* _Task to complete_: Write out each line exactly as given. Leave the pictures out of your copy.
───── Extracted data
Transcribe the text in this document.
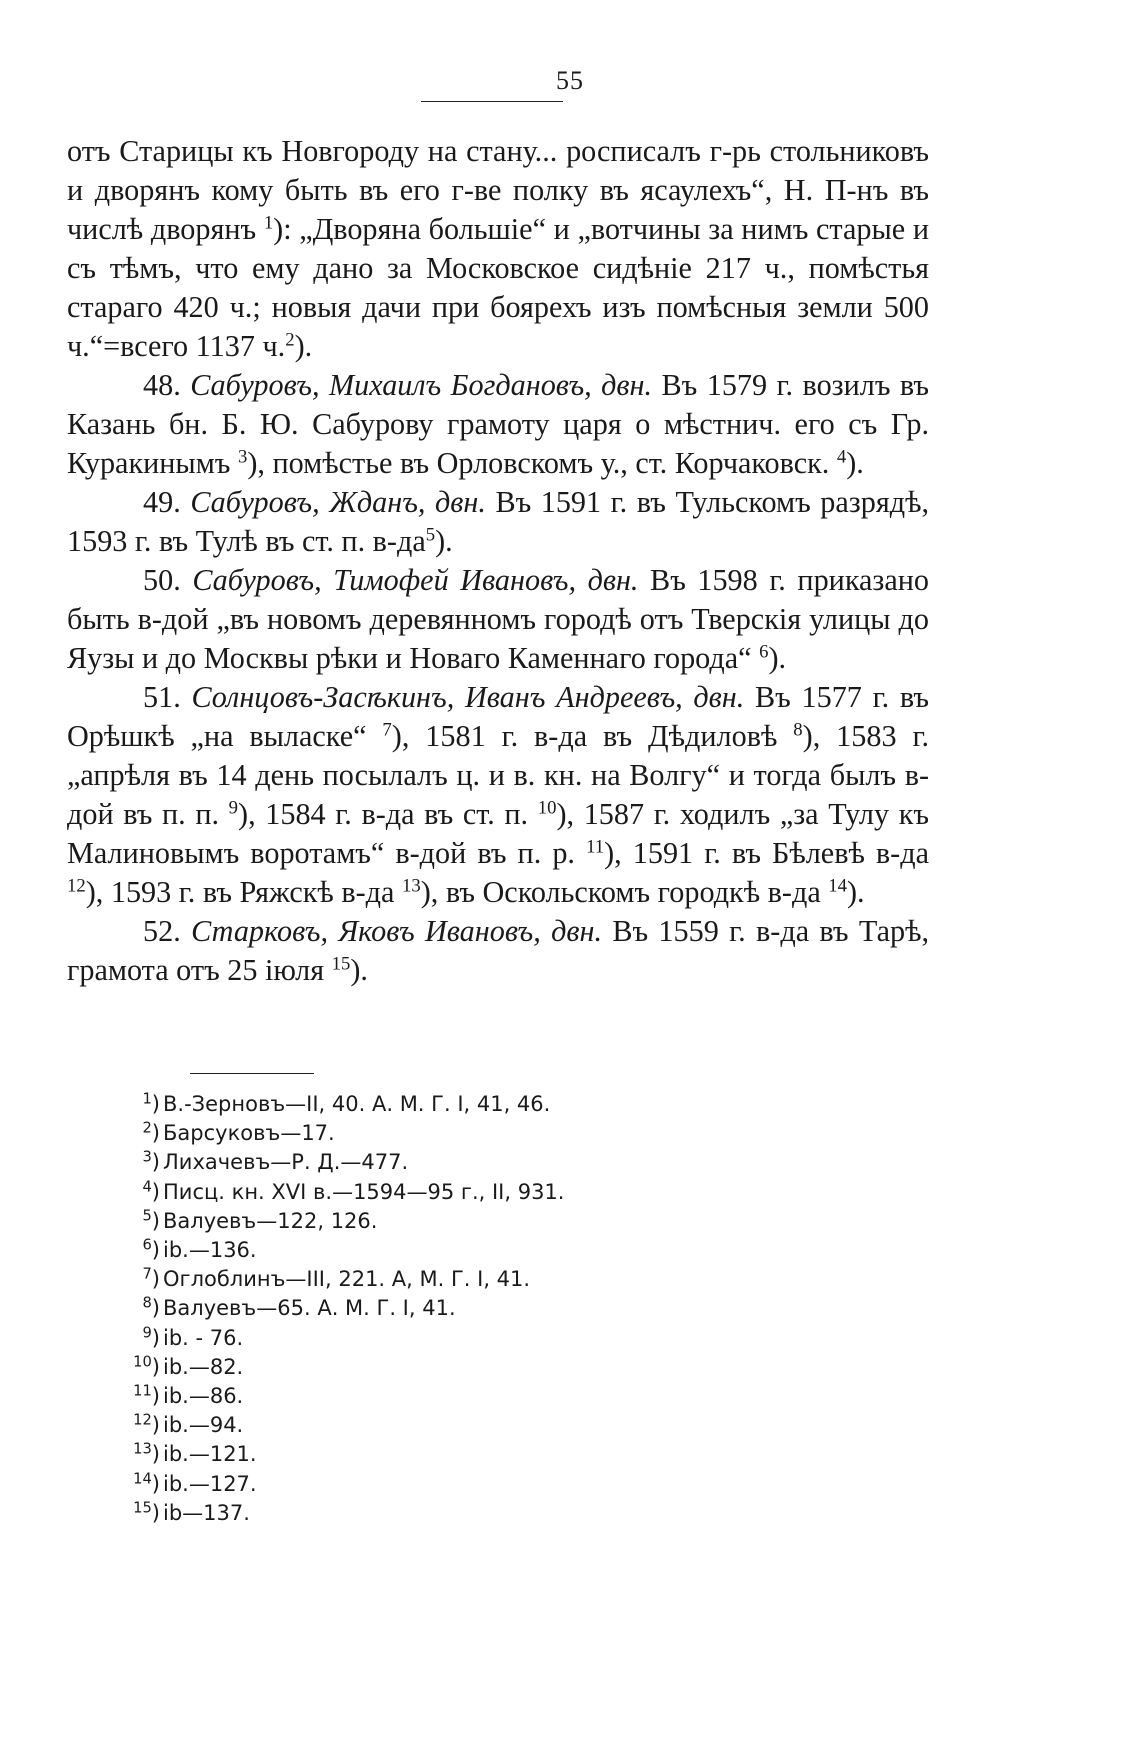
55

отъ Старицы къ Новгороду на стану... росписалъ г-рь стольниковъ и дворянъ кому быть въ его г-ве полку въ ясаулехъ“, Н. П-нъ въ числѣ дворянъ $^1$): „Дворяна большіе“ и „вотчины за нимъ старые и съ тѣмъ, что ему дано за Московское сидѣніе 217 ч., помѣстья стараго 420 ч.; новыя дачи при боярехъ изъ помѣсныя земли 500 ч.“=всего 1137 ч.$^2$).

48. Сабуровъ, Михаилъ Богдановъ, двн. Въ 1579 г. возилъ въ Казань бн. Б. Ю. Сабурову грамоту царя о мѣстнич. его съ Гр. Куракинымъ $^3$), помѣстье въ Орловскомъ у., ст. Корчаковск. $^4$).

49. Сабуровъ, Жданъ, двн. Въ 1591 г. въ Тульскомъ разрядѣ, 1593 г. въ Тулѣ въ ст. п. $в-да^5$).

50. Сабуровъ, Тимофей Ивановъ, двн. Въ 1598 г. приказано быть в-дой „въ новомъ деревянномъ городѣ отъ Тверскія улицы до Яузы и до Москвы рѣки и Новаго Каменнаго города“ $^6$).

51. Солнцовъ-Засѣкинъ, Иванъ Андреевъ, двн. Въ 1577 г. въ Орѣшкѣ „на выласке“ $^7$), 1581 г. в-да въ Дѣдиловѣ $^8$), 1583 г. „апрѣля въ 14 день посылалъ ц. и в. кн. на Волгу“ и тогда былъ в-дой въ п. п. $^9$), 1584 г. в-да въ ст. п. $^{10}$), 1587 г. ходилъ „за Тулу къ Малиновымъ воротамъ“ в-дой въ п. р. $^{11}$), 1591 г. въ Бѣлевѣ в-да $^{12}$), 1593 г. въ Ряжскѣ в-да $^{13}$), въ Оскольскомъ городкѣ в-да $^{14}$).

52. Старковъ, Яковъ Ивановъ, двн. Въ 1559 г. в-да въ Тарѣ, грамота отъ 25 іюля $^{15}$).

$^1$) В.-Зерновъ—II, 40. А. М. Г. I, 41, 46.
$^2$) Барсуковъ—17.
$^3$) Лихачевъ—Р. Д.—477.
$^4$) Писц. кн. XVI в.—1594—95 г., II, 931.
$^5$) Валуевъ—122, 126.
$^6$) ib.—136.
$^7$) Оглоблинъ—III, 221. А, М. Г. I, 41.
$^8$) Валуевъ—65. А. М. Г. I, 41.
$^9$) ib. - 76.
$^{10}$) ib.—82.
$^{11}$) ib.—86.
$^{12}$) ib.—94.
$^{13}$) ib.—121.
$^{14}$) ib.—127.
$^{15}$) ib—137.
──────────
* _Answer for the task_:
Transcribe the text in this document.
55

отъ Старицы къ Новгороду на стану... росписалъ г-рь стольниковъ и дворянъ кому быть въ его г-ве полку въ ясаулехъ“, Н. П-нъ въ числѣ дворянъ $^1$): „Дворяна большіе“ и „вотчины за нимъ старые и съ тѣмъ, что ему дано за Московское сидѣніе 217 ч., помѣстья стараго 420 ч.; новыя дачи при боярехъ изъ помѣсныя земли 500 ч.“=всего 1137 ч.$^2$).

48. Сабуровъ, Михаилъ Богдановъ, двн. Въ 1579 г. возилъ въ Казань бн. Б. Ю. Сабурову грамоту царя о мѣстнич. его съ Гр. Куракинымъ $^3$), помѣстье въ Орловскомъ у., ст. Корчаковск. $^4$).

49. Сабуровъ, Жданъ, двн. Въ 1591 г. въ Тульскомъ разрядѣ, 1593 г. въ Тулѣ въ ст. п. $в-да^5$).

50. Сабуровъ, Тимофей Ивановъ, двн. Въ 1598 г. приказано быть в-дой „въ новомъ деревянномъ городѣ отъ Тверскія улицы до Яузы и до Москвы рѣки и Новаго Каменнаго города“ $^6$).

51. Солнцовъ-Засѣкинъ, Иванъ Андреевъ, двн. Въ 1577 г. въ Орѣшкѣ „на выласке“ $^7$), 1581 г. в-да въ Дѣдиловѣ $^8$), 1583 г. „апрѣля въ 14 день посылалъ ц. и в. кн. на Волгу“ и тогда былъ в-дой въ п. п. $^9$), 1584 г. в-да въ ст. п. $^{10}$), 1587 г. ходилъ „за Тулу къ Малиновымъ воротамъ“ в-дой въ п. р. $^{11}$), 1591 г. въ Бѣлевѣ в-да $^{12}$), 1593 г. въ Ряжскѣ в-да $^{13}$), въ Оскольскомъ городкѣ в-да $^{14}$).

52. Старковъ, Яковъ Ивановъ, двн. Въ 1559 г. в-да въ Тарѣ, грамота отъ 25 іюля $^{15}$).

$^1$) В.-Зерновъ—II, 40. А. М. Г. I, 41, 46.
$^2$) Барсуковъ—17.
$^3$) Лихачевъ—Р. Д.—477.
$^4$) Писц. кн. XVI в.—1594—95 г., II, 931.
$^5$) Валуевъ—122, 126.
$^6$) ib.—136.
$^7$) Оглоблинъ—III, 221. А, М. Г. I, 41.
$^8$) Валуевъ—65. А. М. Г. I, 41.
$^9$) ib. - 76.
$^{10}$) ib.—82.
$^{11}$) ib.—86.
$^{12}$) ib.—94.
$^{13}$) ib.—121.
$^{14}$) ib.—127.
$^{15}$) ib—137.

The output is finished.